• [WHAT YOU WILL DO]: Each record below is to be reproduced without any change.

Dataset entries on figures:
================================

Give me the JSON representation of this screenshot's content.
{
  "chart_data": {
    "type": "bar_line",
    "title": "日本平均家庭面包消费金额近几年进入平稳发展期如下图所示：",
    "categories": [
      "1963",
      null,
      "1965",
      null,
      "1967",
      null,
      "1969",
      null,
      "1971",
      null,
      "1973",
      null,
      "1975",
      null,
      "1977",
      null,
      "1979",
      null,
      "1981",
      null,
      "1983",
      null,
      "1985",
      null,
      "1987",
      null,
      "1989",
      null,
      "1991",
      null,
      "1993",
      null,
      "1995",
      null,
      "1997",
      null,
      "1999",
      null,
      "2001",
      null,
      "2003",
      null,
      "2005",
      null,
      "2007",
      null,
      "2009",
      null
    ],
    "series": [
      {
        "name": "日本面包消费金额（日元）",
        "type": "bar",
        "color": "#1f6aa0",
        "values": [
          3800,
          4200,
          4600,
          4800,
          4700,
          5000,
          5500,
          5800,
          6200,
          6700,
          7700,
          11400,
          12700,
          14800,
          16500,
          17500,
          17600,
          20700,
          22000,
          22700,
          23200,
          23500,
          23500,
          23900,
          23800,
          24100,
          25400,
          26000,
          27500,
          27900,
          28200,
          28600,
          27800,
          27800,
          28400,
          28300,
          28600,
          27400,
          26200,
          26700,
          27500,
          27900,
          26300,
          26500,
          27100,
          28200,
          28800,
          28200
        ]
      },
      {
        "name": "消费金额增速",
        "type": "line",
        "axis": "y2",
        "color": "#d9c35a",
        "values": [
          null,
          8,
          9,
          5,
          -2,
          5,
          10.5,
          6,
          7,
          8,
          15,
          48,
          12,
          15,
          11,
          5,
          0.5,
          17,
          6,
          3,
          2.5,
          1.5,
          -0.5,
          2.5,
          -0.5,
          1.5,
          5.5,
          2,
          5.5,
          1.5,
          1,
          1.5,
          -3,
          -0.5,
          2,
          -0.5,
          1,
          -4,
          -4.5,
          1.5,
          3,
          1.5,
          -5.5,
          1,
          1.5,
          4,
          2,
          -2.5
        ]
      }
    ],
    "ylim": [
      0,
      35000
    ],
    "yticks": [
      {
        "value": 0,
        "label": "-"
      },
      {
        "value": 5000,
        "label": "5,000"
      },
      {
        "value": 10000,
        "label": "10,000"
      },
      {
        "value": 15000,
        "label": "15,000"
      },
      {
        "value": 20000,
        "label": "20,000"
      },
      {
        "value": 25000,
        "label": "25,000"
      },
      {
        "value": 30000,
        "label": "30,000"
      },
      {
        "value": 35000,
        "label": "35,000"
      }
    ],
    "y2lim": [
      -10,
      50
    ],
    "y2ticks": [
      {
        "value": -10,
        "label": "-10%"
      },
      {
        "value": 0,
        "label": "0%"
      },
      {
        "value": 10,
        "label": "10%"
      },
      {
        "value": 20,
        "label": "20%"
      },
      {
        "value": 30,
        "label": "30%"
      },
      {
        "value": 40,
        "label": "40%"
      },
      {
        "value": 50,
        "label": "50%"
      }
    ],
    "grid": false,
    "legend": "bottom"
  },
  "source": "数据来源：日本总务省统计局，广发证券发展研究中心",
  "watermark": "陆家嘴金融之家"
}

================================

• [FULL SOLUTION]:
Give me the JSON representation of this screenshot's content.
{
  "chart_data": {
    "type": "bar_line",
    "title": "日本平均家庭面包消费金额近几年进入平稳发展期如下图所示：",
    "categories": [
      "1963",
      null,
      "1965",
      null,
      "1967",
      null,
      "1969",
      null,
      "1971",
      null,
      "1973",
      null,
      "1975",
      null,
      "1977",
      null,
      "1979",
      null,
      "1981",
      null,
      "1983",
      null,
      "1985",
      null,
      "1987",
      null,
      "1989",
      null,
      "1991",
      null,
      "1993",
      null,
      "1995",
      null,
      "1997",
      null,
      "1999",
      null,
      "2001",
      null,
      "2003",
      null,
      "2005",
      null,
      "2007",
      null,
      "2009",
      null
    ],
    "series": [
      {
        "name": "日本面包消费金额（日元）",
        "type": "bar",
        "color": "#1f6aa0",
        "values": [
          3800,
          4200,
          4600,
          4800,
          4700,
          5000,
          5500,
          5800,
          6200,
          6700,
          7700,
          11400,
          12700,
          14800,
          16500,
          17500,
          17600,
          20700,
          22000,
          22700,
          23200,
          23500,
          23500,
          23900,
          23800,
          24100,
          25400,
          26000,
          27500,
          27900,
          28200,
          28600,
          27800,
          27800,
          28400,
          28300,
          28600,
          27400,
          26200,
          26700,
          27500,
          27900,
          26300,
          26500,
          27100,
          28200,
          28800,
          28200
        ]
      },
      {
        "name": "消费金额增速",
        "type": "line",
        "axis": "y2",
        "color": "#d9c35a",
        "values": [
          null,
          8,
          9,
          5,
          -2,
          5,
          10.5,
          6,
          7,
          8,
          15,
          48,
          12,
          15,
          11,
          5,
          0.5,
          17,
          6,
          3,
          2.5,
          1.5,
          -0.5,
          2.5,
          -0.5,
          1.5,
          5.5,
          2,
          5.5,
          1.5,
          1,
          1.5,
          -3,
          -0.5,
          2,
          -0.5,
          1,
          -4,
          -4.5,
          1.5,
          3,
          1.5,
          -5.5,
          1,
          1.5,
          4,
          2,
          -2.5
        ]
      }
    ],
    "ylim": [
      0,
      35000
    ],
    "yticks": [
      {
        "value": 0,
        "label": "-"
      },
      {
        "value": 5000,
        "label": "5,000"
      },
      {
        "value": 10000,
        "label": "10,000"
      },
      {
        "value": 15000,
        "label": "15,000"
      },
      {
        "value": 20000,
        "label": "20,000"
      },
      {
        "value": 25000,
        "label": "25,000"
      },
      {
        "value": 30000,
        "label": "30,000"
      },
      {
        "value": 35000,
        "label": "35,000"
      }
    ],
    "y2lim": [
      -10,
      50
    ],
    "y2ticks": [
      {
        "value": -10,
        "label": "-10%"
      },
      {
        "value": 0,
        "label": "0%"
      },
      {
        "value": 10,
        "label": "10%"
      },
      {
        "value": 20,
        "label": "20%"
      },
      {
        "value": 30,
        "label": "30%"
      },
      {
        "value": 40,
        "label": "40%"
      },
      {
        "value": 50,
        "label": "50%"
      }
    ],
    "grid": false,
    "legend": "bottom"
  },
  "source": "数据来源：日本总务省统计局，广发证券发展研究中心",
  "watermark": "陆家嘴金融之家"
}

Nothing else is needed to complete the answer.